** start Items **

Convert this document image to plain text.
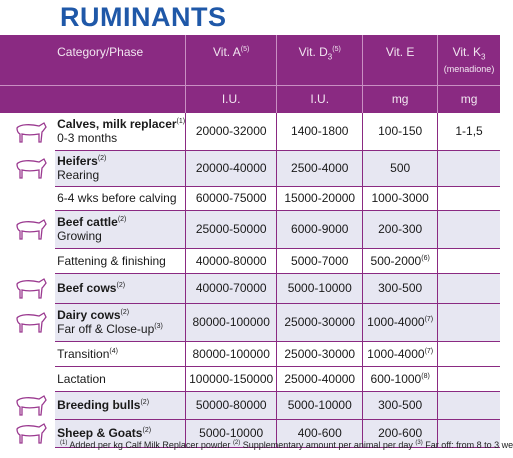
RUMINANTS
	Category/Phase	Vit. $A^{(5)}$	Vit. $D_3^{(5)}$	Vit. E	Vit. $K_3$
(menadione)

		I.U.	I.U.	mg	mg

	Calves, milk replacer$^{(1)}$
0-3 months	20000-32000	1400-1800	100-150	1-1,5

	Heifers$^{(2)}$
Rearing	20000-40000	2500-4000	500	

	6-4 wks before calving	60000-75000	15000-20000	1000-3000	

	Beef cattle$^{(2)}$
Growing	25000-50000	6000-9000	200-300	

	Fattening & finishing	40000-80000	5000-7000	500-2000$^{(6)}$	

	Beef cows$^{(2)}$	40000-70000	5000-10000	300-500	

	Dairy cows$^{(2)}$
Far off & Close-$up^{(3)}$	80000-100000	25000-30000	1000-4000$^{(7)}$	

	Transition$^{(4)}$	80000-100000	25000-30000	1000-4000$^{(7)}$	

	Lactation	100000-150000	25000-40000	600-1000$^{(8)}$	

	Breeding bulls$^{(2)}$	50000-80000	5000-10000	300-500	

	Sheep & Goats$^{(2)}$	5000-10000	400-600	200-600	
$^{(1)}$ Added per kg Calf Milk Replacer powder $^{(2)}$ Supplementary amount per animal per day $^{(3)}$ Far off: from 8 to 3 we
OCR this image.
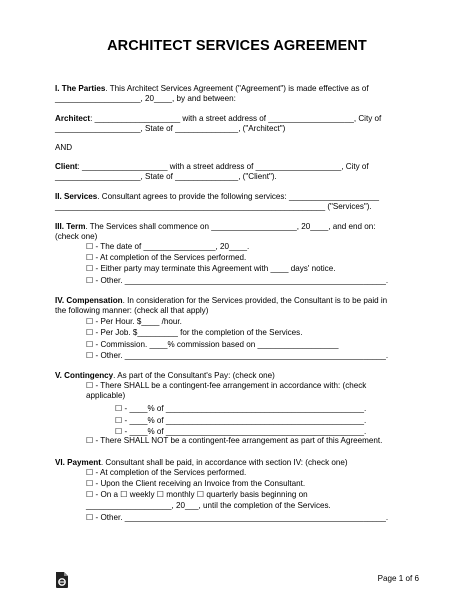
ARCHITECT SERVICES AGREEMENT
I. The Parties. This Architect Services Agreement ("Agreement") is made effective as of
___________________, 20____, by and between:
Architect: ___________________ with a street address of ___________________, City of
___________________, State of ______________, ("Architect")
AND
Client: ___________________ with a street address of ___________________, City of
___________________, State of ______________, ("Client").
II. Services. Consultant agrees to provide the following services: ____________________
____________________________________________________________ ("Services").
III. Term. The Services shall commence on ___________________, 20____, and end on:
(check one)
☐ - The date of ________________, 20____.
☐ - At completion of the Services performed.
☐ - Either party may terminate this Agreement with ____ days' notice.
☐ - Other. __________________________________________________________.
IV. Compensation. In consideration for the Services provided, the Consultant is to be paid in
the following manner: (check all that apply)
☐ - Per Hour. $____ /hour.
☐ - Per Job. $_________ for the completion of the Services.
☐ - Commission. ____% commission based on __________________
☐ - Other. __________________________________________________________.
V. Contingency. As part of the Consultant's Pay: (check one)
☐ - There SHALL be a contingent-fee arrangement in accordance with: (check
applicable)
☐ - ____% of ____________________________________________.
☐ - ____% of ____________________________________________.
☐ - ____% of ____________________________________________.
☐ - There SHALL NOT be a contingent-fee arrangement as part of this Agreement.
VI. Payment. Consultant shall be paid, in accordance with section IV: (check one)
☐ - At completion of the Services performed.
☐ - Upon the Client receiving an Invoice from the Consultant.
☐ - On a ☐ weekly ☐ monthly ☐ quarterly basis beginning on
___________________, 20___, until the completion of the Services.
☐ - Other. __________________________________________________________.
Page 1 of 6
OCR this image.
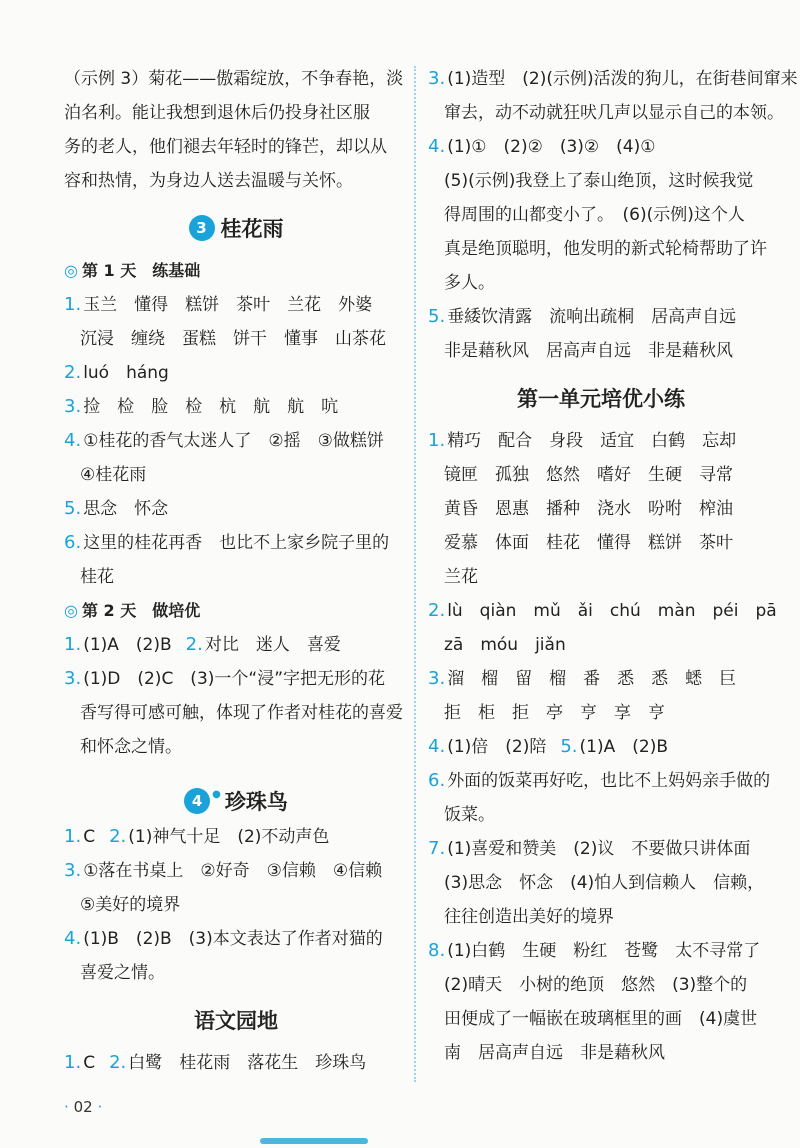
（示例 3）菊花——傲霜绽放，不争春艳，淡

泊名利。能让我想到退休后仍投身社区服

务的老人，他们褪去年轻时的锋芒，却以从

容和热情，为身边人送去温暖与关怀。

3 桂花雨

◎ 第 1 天　练基础

1. 玉兰　懂得　糕饼　茶叶　兰花　外婆

沉浸　缠绕　蛋糕　饼干　懂事　山茶花

2. luó　háng

3. 捡　检　脸　检　杭　航　航　吭

4. ①桂花的香气太迷人了　②摇　③做糕饼

④桂花雨

5. 思念　怀念

6. 这里的桂花再香　也比不上家乡院子里的

桂花

◎ 第 2 天　做培优

1. (1)A　(2)B 2. 对比　迷人　喜爱

3. (1)D　(2)C　(3)一个“浸”字把无形的花

香写得可感可触，体现了作者对桂花的喜爱

和怀念之情。

4 ● 珍珠鸟

1. C 2. (1)神气十足　(2)不动声色

3. ①落在书桌上　②好奇　③信赖　④信赖

⑤美好的境界

4. (1)B　(2)B　(3)本文表达了作者对猫的

喜爱之情。

语文园地

1. C 2. 白鹭　桂花雨　落花生　珍珠鸟

3. (1)造型　(2)(示例)活泼的狗儿，在街巷间窜来

窜去，动不动就狂吠几声以显示自己的本领。

4. (1)①　(2)②　(3)②　(4)①

(5)(示例)我登上了泰山绝顶，这时候我觉

得周围的山都变小了。　(6)(示例)这个人

真是绝顶聪明，他发明的新式轮椅帮助了许

多人。

5. 垂緌饮清露　流响出疏桐　居高声自远

非是藉秋风　居高声自远　非是藉秋风

第一单元培优小练

1. 精巧　配合　身段　适宜　白鹤　忘却

镜匣　孤独　悠然　嗜好　生硬　寻常

黄昏　恩惠　播种　浇水　吩咐　榨油

爱慕　体面　桂花　懂得　糕饼　茶叶

兰花

2. lù　qiàn　mǔ　ǎi　chú　màn　péi　pā

zā　móu　jiǎn

3. 溜　榴　留　榴　番　悉　悉　蟋　巨

拒　柜　拒　亭　亨　享　亨

4. (1)倍　(2)陪 5. (1)A　(2)B

6. 外面的饭菜再好吃，也比不上妈妈亲手做的

饭菜。

7. (1)喜爱和赞美　(2)议　不要做只讲体面

(3)思念　怀念　(4)怕人到信赖人　信赖，

往往创造出美好的境界

8. (1)白鹤　生硬　粉红　苍鹭　太不寻常了

(2)晴天　小树的绝顶　悠然　(3)整个的

田便成了一幅嵌在玻璃框里的画　(4)虞世

南　居高声自远　非是藉秋风

· 02 ·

** end Items **

» Stated exercise:
Look through the material and copy each line that has "居高声自远".

» Solution for this task:
5. 垂緌饮清露　流响出疏桐　居高声自远
非是藉秋风　居高声自远　非是藉秋风
南　居高声自远　非是藉秋风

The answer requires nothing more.